***** Material provided

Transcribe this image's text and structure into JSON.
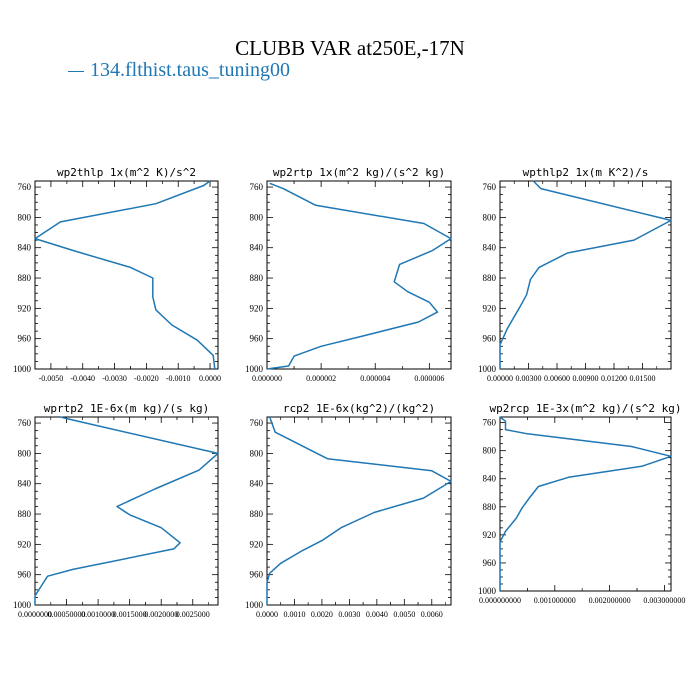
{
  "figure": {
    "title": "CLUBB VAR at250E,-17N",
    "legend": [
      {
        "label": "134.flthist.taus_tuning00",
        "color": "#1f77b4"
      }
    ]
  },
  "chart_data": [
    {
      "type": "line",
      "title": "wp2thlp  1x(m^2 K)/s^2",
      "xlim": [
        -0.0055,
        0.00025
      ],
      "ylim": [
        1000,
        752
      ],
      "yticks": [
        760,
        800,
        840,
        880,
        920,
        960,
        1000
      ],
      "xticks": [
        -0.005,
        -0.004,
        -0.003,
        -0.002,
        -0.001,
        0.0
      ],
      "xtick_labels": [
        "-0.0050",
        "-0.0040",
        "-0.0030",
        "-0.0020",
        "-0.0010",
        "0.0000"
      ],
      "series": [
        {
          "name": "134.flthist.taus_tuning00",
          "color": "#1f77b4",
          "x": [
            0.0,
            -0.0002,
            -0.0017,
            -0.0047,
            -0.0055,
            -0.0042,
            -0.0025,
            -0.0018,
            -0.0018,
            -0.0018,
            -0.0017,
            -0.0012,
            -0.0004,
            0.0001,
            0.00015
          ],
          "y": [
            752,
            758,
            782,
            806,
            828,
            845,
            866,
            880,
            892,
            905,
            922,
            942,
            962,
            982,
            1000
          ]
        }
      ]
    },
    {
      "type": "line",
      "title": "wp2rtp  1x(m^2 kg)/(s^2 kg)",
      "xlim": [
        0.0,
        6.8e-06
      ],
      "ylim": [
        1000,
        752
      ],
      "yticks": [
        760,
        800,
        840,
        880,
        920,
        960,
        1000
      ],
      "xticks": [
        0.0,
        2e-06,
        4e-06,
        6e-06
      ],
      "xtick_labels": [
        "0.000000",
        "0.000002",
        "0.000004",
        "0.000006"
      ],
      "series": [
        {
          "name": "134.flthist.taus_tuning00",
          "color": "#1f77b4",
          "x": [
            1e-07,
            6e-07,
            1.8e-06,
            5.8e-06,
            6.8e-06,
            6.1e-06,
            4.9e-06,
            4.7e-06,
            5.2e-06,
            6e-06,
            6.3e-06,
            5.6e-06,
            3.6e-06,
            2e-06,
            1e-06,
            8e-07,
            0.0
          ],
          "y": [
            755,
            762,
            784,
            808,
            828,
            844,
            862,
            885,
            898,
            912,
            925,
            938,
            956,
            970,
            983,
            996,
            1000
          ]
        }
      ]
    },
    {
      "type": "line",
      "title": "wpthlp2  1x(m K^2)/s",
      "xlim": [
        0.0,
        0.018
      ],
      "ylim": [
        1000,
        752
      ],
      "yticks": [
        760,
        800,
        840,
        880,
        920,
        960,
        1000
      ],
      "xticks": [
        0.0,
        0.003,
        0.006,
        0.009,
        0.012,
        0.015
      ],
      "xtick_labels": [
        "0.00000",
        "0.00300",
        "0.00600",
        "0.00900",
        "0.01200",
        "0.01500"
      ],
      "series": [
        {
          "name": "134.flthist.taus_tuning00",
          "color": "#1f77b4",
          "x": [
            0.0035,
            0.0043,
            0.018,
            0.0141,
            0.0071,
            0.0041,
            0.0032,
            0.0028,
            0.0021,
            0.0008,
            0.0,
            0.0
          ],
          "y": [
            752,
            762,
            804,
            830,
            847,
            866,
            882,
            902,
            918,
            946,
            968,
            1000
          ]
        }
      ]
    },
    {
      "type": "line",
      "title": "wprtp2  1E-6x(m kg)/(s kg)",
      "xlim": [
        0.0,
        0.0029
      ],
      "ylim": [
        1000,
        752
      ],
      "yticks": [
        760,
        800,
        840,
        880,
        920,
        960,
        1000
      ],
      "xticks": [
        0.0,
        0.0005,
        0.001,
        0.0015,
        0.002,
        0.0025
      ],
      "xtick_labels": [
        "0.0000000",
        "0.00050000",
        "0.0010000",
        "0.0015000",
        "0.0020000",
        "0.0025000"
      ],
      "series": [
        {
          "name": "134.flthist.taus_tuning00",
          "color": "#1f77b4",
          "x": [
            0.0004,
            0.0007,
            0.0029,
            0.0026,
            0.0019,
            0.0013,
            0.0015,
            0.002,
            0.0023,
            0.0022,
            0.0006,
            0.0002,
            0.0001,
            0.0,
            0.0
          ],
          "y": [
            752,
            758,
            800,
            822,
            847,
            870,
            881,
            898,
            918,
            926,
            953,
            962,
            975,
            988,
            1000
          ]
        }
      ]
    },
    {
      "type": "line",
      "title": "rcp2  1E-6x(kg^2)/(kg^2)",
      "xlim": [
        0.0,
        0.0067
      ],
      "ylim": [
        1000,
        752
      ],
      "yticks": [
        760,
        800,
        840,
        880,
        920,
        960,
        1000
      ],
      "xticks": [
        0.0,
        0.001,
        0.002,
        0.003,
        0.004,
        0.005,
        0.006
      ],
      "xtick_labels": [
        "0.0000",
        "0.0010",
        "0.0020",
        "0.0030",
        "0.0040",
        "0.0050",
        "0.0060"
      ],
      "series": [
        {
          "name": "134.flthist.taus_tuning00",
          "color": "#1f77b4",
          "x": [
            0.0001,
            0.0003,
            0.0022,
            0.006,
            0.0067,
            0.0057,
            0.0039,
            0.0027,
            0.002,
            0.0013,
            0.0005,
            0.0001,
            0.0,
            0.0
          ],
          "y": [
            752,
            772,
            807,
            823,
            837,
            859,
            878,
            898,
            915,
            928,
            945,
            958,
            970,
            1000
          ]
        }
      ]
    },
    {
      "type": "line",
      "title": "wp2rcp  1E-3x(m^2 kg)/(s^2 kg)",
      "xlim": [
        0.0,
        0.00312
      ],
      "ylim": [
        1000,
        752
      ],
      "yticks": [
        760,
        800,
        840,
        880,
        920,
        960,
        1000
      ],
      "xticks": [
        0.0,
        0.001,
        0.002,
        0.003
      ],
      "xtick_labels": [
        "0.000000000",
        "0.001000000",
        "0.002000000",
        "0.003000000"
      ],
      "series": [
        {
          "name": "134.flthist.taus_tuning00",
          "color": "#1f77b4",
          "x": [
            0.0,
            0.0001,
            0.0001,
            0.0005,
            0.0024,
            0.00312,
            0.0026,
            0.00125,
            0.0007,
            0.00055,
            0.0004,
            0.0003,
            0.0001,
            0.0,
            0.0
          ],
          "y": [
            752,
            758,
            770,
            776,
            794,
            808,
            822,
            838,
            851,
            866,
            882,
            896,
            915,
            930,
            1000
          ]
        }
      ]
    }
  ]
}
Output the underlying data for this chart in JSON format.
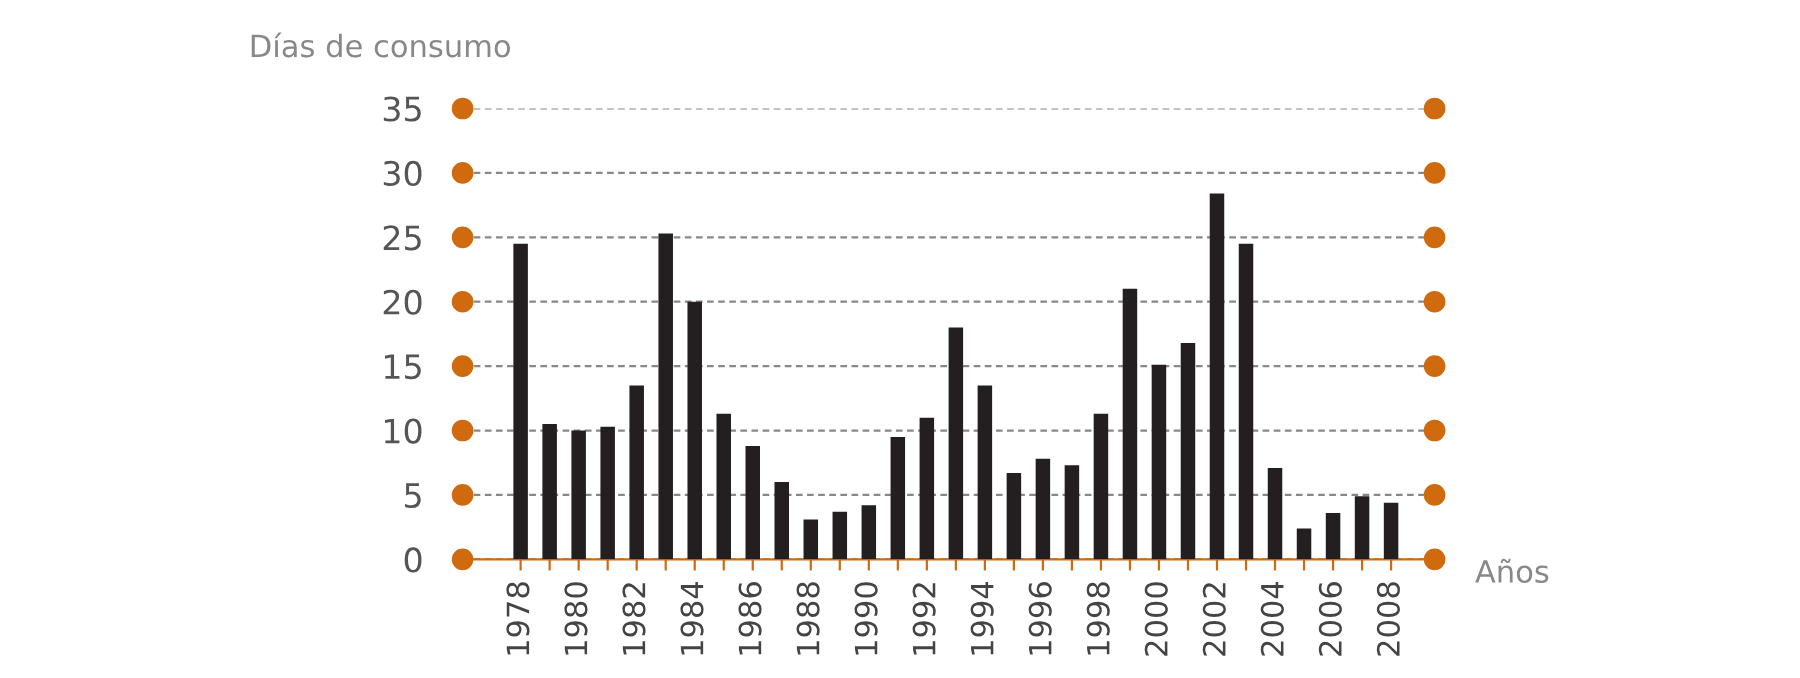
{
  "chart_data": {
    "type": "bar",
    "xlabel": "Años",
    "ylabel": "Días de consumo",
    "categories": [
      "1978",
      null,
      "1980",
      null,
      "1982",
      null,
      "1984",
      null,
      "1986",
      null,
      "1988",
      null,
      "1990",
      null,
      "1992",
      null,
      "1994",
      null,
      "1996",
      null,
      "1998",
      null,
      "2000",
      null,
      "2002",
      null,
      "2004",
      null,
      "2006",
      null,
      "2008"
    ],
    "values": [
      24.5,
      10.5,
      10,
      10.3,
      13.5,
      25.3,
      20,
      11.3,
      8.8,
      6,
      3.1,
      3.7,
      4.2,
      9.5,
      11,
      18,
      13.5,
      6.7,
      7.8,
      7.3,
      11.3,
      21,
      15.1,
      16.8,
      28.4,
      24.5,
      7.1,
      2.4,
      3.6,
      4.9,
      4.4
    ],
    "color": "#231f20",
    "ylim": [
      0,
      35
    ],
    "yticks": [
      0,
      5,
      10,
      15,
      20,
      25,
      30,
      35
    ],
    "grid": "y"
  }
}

**********

What is required => Quote every line of the records above exactly; no picture is to be copied.

Final result =>
Transcribe this image's text and structure into JSON.
{
  "figure": {
    "title": "CLUBB VAR at250E,-17N",
    "legend": [
      {
        "label": "134.flthist.taus_tuning00",
        "color": "#1f77b4"
      }
    ]
  },
  "chart_data": [
    {
      "type": "line",
      "title": "wp2thlp  1x(m^2 K)/s^2",
      "xlim": [
        -0.0055,
        0.00025
      ],
      "ylim": [
        1000,
        752
      ],
      "yticks": [
        760,
        800,
        840,
        880,
        920,
        960,
        1000
      ],
      "xticks": [
        -0.005,
        -0.004,
        -0.003,
        -0.002,
        -0.001,
        0.0
      ],
      "xtick_labels": [
        "-0.0050",
        "-0.0040",
        "-0.0030",
        "-0.0020",
        "-0.0010",
        "0.0000"
      ],
      "series": [
        {
          "name": "134.flthist.taus_tuning00",
          "color": "#1f77b4",
          "x": [
            0.0,
            -0.0002,
            -0.0017,
            -0.0047,
            -0.0055,
            -0.0042,
            -0.0025,
            -0.0018,
            -0.0018,
            -0.0018,
            -0.0017,
            -0.0012,
            -0.0004,
            0.0001,
            0.00015
          ],
          "y": [
            752,
            758,
            782,
            806,
            828,
            845,
            866,
            880,
            892,
            905,
            922,
            942,
            962,
            982,
            1000
          ]
        }
      ]
    },
    {
      "type": "line",
      "title": "wp2rtp  1x(m^2 kg)/(s^2 kg)",
      "xlim": [
        0.0,
        6.8e-06
      ],
      "ylim": [
        1000,
        752
      ],
      "yticks": [
        760,
        800,
        840,
        880,
        920,
        960,
        1000
      ],
      "xticks": [
        0.0,
        2e-06,
        4e-06,
        6e-06
      ],
      "xtick_labels": [
        "0.000000",
        "0.000002",
        "0.000004",
        "0.000006"
      ],
      "series": [
        {
          "name": "134.flthist.taus_tuning00",
          "color": "#1f77b4",
          "x": [
            1e-07,
            6e-07,
            1.8e-06,
            5.8e-06,
            6.8e-06,
            6.1e-06,
            4.9e-06,
            4.7e-06,
            5.2e-06,
            6e-06,
            6.3e-06,
            5.6e-06,
            3.6e-06,
            2e-06,
            1e-06,
            8e-07,
            0.0
          ],
          "y": [
            755,
            762,
            784,
            808,
            828,
            844,
            862,
            885,
            898,
            912,
            925,
            938,
            956,
            970,
            983,
            996,
            1000
          ]
        }
      ]
    },
    {
      "type": "line",
      "title": "wpthlp2  1x(m K^2)/s",
      "xlim": [
        0.0,
        0.018
      ],
      "ylim": [
        1000,
        752
      ],
      "yticks": [
        760,
        800,
        840,
        880,
        920,
        960,
        1000
      ],
      "xticks": [
        0.0,
        0.003,
        0.006,
        0.009,
        0.012,
        0.015
      ],
      "xtick_labels": [
        "0.00000",
        "0.00300",
        "0.00600",
        "0.00900",
        "0.01200",
        "0.01500"
      ],
      "series": [
        {
          "name": "134.flthist.taus_tuning00",
          "color": "#1f77b4",
          "x": [
            0.0035,
            0.0043,
            0.018,
            0.0141,
            0.0071,
            0.0041,
            0.0032,
            0.0028,
            0.0021,
            0.0008,
            0.0,
            0.0
          ],
          "y": [
            752,
            762,
            804,
            830,
            847,
            866,
            882,
            902,
            918,
            946,
            968,
            1000
          ]
        }
      ]
    },
    {
      "type": "line",
      "title": "wprtp2  1E-6x(m kg)/(s kg)",
      "xlim": [
        0.0,
        0.0029
      ],
      "ylim": [
        1000,
        752
      ],
      "yticks": [
        760,
        800,
        840,
        880,
        920,
        960,
        1000
      ],
      "xticks": [
        0.0,
        0.0005,
        0.001,
        0.0015,
        0.002,
        0.0025
      ],
      "xtick_labels": [
        "0.0000000",
        "0.00050000",
        "0.0010000",
        "0.0015000",
        "0.0020000",
        "0.0025000"
      ],
      "series": [
        {
          "name": "134.flthist.taus_tuning00",
          "color": "#1f77b4",
          "x": [
            0.0004,
            0.0007,
            0.0029,
            0.0026,
            0.0019,
            0.0013,
            0.0015,
            0.002,
            0.0023,
            0.0022,
            0.0006,
            0.0002,
            0.0001,
            0.0,
            0.0
          ],
          "y": [
            752,
            758,
            800,
            822,
            847,
            870,
            881,
            898,
            918,
            926,
            953,
            962,
            975,
            988,
            1000
          ]
        }
      ]
    },
    {
      "type": "line",
      "title": "rcp2  1E-6x(kg^2)/(kg^2)",
      "xlim": [
        0.0,
        0.0067
      ],
      "ylim": [
        1000,
        752
      ],
      "yticks": [
        760,
        800,
        840,
        880,
        920,
        960,
        1000
      ],
      "xticks": [
        0.0,
        0.001,
        0.002,
        0.003,
        0.004,
        0.005,
        0.006
      ],
      "xtick_labels": [
        "0.0000",
        "0.0010",
        "0.0020",
        "0.0030",
        "0.0040",
        "0.0050",
        "0.0060"
      ],
      "series": [
        {
          "name": "134.flthist.taus_tuning00",
          "color": "#1f77b4",
          "x": [
            0.0001,
            0.0003,
            0.0022,
            0.006,
            0.0067,
            0.0057,
            0.0039,
            0.0027,
            0.002,
            0.0013,
            0.0005,
            0.0001,
            0.0,
            0.0
          ],
          "y": [
            752,
            772,
            807,
            823,
            837,
            859,
            878,
            898,
            915,
            928,
            945,
            958,
            970,
            1000
          ]
        }
      ]
    },
    {
      "type": "line",
      "title": "wp2rcp  1E-3x(m^2 kg)/(s^2 kg)",
      "xlim": [
        0.0,
        0.00312
      ],
      "ylim": [
        1000,
        752
      ],
      "yticks": [
        760,
        800,
        840,
        880,
        920,
        960,
        1000
      ],
      "xticks": [
        0.0,
        0.001,
        0.002,
        0.003
      ],
      "xtick_labels": [
        "0.000000000",
        "0.001000000",
        "0.002000000",
        "0.003000000"
      ],
      "series": [
        {
          "name": "134.flthist.taus_tuning00",
          "color": "#1f77b4",
          "x": [
            0.0,
            0.0001,
            0.0001,
            0.0005,
            0.0024,
            0.00312,
            0.0026,
            0.00125,
            0.0007,
            0.00055,
            0.0004,
            0.0003,
            0.0001,
            0.0,
            0.0
          ],
          "y": [
            752,
            758,
            770,
            776,
            794,
            808,
            822,
            838,
            851,
            866,
            882,
            896,
            915,
            930,
            1000
          ]
        }
      ]
    }
  ]
}
Output the underlying data for this chart in JSON format.
{
  "chart_data": {
    "type": "bar",
    "xlabel": "Años",
    "ylabel": "Días de consumo",
    "categories": [
      "1978",
      null,
      "1980",
      null,
      "1982",
      null,
      "1984",
      null,
      "1986",
      null,
      "1988",
      null,
      "1990",
      null,
      "1992",
      null,
      "1994",
      null,
      "1996",
      null,
      "1998",
      null,
      "2000",
      null,
      "2002",
      null,
      "2004",
      null,
      "2006",
      null,
      "2008"
    ],
    "values": [
      24.5,
      10.5,
      10,
      10.3,
      13.5,
      25.3,
      20,
      11.3,
      8.8,
      6,
      3.1,
      3.7,
      4.2,
      9.5,
      11,
      18,
      13.5,
      6.7,
      7.8,
      7.3,
      11.3,
      21,
      15.1,
      16.8,
      28.4,
      24.5,
      7.1,
      2.4,
      3.6,
      4.9,
      4.4
    ],
    "color": "#231f20",
    "ylim": [
      0,
      35
    ],
    "yticks": [
      0,
      5,
      10,
      15,
      20,
      25,
      30,
      35
    ],
    "grid": "y"
  }
}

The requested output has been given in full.